> Stated exercise: Each line containing the word "relative" must be reported.

> Exercise inputs:
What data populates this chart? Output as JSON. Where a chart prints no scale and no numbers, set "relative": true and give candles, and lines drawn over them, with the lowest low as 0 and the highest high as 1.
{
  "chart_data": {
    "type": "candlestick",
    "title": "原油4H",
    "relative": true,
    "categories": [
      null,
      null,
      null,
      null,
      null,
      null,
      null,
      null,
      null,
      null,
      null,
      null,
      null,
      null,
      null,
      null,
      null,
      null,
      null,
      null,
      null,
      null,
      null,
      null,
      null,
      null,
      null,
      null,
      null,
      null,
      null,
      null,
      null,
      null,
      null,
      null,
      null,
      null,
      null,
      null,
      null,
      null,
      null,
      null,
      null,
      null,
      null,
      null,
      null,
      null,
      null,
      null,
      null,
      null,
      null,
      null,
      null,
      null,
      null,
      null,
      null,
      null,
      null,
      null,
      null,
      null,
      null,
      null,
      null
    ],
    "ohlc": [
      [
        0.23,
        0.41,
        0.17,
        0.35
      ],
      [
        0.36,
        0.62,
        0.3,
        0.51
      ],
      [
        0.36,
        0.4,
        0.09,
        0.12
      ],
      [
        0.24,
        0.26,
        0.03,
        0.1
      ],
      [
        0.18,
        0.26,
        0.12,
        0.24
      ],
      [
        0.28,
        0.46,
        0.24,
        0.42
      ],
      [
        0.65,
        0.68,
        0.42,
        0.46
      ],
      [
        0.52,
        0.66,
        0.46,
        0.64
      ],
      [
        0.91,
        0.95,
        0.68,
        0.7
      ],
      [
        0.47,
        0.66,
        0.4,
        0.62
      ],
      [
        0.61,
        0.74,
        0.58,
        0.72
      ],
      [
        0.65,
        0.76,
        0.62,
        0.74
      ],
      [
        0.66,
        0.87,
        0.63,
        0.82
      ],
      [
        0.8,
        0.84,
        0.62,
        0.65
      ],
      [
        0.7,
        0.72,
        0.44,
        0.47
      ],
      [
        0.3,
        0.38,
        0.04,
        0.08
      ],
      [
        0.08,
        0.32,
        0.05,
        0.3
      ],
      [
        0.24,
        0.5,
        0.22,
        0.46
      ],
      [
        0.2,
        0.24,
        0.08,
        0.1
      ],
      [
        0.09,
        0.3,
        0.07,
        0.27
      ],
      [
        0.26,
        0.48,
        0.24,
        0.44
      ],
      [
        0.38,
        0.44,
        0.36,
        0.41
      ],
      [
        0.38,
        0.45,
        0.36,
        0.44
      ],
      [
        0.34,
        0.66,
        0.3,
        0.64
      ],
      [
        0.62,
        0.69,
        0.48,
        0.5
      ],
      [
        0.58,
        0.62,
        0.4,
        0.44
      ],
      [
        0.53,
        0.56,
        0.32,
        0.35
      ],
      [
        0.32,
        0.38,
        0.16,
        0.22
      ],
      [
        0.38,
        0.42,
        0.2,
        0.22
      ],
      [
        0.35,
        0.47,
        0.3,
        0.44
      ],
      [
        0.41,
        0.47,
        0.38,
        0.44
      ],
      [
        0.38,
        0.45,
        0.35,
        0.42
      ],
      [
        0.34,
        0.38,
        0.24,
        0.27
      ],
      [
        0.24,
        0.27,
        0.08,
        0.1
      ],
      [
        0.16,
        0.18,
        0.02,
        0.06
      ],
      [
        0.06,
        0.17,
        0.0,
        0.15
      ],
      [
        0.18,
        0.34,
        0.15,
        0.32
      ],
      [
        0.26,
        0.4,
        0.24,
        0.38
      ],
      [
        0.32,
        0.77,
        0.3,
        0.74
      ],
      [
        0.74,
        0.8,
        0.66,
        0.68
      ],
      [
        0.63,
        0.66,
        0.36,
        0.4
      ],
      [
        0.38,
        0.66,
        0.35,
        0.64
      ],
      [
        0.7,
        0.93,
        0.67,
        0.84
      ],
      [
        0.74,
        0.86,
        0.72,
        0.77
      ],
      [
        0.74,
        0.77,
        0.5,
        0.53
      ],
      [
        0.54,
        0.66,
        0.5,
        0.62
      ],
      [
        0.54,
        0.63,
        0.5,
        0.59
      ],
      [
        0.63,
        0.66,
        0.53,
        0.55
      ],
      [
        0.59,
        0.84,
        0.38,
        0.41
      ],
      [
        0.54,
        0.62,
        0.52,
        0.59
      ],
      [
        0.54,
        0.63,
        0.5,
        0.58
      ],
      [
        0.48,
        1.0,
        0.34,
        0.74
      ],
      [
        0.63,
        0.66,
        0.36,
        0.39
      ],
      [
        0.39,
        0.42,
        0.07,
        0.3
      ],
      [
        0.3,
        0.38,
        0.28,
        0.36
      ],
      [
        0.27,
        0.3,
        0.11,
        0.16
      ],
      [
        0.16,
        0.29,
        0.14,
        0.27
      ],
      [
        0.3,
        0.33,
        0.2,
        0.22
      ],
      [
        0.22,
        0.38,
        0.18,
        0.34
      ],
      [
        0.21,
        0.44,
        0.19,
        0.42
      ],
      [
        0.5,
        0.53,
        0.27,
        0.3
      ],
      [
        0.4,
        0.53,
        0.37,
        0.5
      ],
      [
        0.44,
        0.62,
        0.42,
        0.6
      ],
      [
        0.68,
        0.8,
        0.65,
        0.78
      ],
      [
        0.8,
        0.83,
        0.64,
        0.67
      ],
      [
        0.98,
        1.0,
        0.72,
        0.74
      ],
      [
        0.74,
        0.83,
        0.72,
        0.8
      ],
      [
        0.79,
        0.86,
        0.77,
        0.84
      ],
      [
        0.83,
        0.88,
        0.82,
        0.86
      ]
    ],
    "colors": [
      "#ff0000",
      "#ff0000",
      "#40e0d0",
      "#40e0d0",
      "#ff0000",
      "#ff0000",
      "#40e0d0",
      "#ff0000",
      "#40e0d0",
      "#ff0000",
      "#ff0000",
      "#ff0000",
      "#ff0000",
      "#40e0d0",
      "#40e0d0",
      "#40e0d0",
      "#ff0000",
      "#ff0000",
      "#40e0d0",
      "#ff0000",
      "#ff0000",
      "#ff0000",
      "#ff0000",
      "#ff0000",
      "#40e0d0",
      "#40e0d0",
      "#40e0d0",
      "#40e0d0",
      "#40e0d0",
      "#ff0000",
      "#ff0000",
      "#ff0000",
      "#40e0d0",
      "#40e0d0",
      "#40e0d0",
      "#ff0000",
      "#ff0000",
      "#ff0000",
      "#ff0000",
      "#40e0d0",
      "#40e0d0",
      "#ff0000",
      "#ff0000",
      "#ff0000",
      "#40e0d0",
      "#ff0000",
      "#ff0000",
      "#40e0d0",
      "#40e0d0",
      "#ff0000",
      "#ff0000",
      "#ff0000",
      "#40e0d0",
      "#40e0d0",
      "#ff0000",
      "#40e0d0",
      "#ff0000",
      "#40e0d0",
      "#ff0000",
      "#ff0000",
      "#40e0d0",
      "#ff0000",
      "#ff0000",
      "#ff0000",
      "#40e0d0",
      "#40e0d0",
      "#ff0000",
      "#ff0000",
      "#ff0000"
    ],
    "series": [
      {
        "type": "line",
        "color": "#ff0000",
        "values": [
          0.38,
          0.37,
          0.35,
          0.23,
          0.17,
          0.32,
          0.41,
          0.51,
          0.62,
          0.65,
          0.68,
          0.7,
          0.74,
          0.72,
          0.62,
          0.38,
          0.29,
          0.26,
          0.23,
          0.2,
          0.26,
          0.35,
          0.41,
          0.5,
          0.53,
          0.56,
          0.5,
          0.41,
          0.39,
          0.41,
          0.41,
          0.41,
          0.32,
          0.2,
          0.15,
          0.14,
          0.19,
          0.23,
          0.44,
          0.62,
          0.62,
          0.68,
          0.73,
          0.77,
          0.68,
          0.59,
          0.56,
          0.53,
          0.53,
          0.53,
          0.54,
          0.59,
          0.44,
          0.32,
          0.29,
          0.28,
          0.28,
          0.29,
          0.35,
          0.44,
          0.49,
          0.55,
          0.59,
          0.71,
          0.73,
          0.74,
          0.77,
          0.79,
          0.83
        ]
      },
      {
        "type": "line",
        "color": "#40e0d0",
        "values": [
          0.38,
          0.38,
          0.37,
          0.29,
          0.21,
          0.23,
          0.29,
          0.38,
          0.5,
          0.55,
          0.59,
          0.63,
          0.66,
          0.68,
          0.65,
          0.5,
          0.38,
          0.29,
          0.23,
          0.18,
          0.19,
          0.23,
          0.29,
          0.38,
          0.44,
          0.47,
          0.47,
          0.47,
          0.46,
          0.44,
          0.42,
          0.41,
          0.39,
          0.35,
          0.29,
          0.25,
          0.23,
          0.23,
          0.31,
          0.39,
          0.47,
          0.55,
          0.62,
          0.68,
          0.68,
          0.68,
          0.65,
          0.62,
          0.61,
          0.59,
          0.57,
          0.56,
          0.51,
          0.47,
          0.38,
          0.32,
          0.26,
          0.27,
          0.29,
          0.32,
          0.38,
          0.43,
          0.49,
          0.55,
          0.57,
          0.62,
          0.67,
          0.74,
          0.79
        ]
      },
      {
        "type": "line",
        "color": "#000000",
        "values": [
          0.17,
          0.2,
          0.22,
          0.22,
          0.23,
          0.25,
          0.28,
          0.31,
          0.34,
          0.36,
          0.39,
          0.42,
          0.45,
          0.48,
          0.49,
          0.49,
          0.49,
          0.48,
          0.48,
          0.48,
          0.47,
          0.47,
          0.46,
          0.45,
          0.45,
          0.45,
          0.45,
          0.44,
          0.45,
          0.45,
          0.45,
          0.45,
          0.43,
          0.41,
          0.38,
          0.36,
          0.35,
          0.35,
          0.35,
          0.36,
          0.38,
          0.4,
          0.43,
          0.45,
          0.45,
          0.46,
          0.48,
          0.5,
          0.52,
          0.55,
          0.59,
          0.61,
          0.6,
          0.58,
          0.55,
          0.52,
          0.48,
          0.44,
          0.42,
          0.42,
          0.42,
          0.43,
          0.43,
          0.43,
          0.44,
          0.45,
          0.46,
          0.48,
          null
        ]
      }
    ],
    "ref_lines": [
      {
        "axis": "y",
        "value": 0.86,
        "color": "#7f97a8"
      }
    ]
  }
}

> Task result:
What data populates this chart? Output as JSON. Where a chart prints no scale and no numbers, set "relative": true and give candles, and lines drawn over them, with the lowest low as 0 and the highest high as 1.
    "relative": true,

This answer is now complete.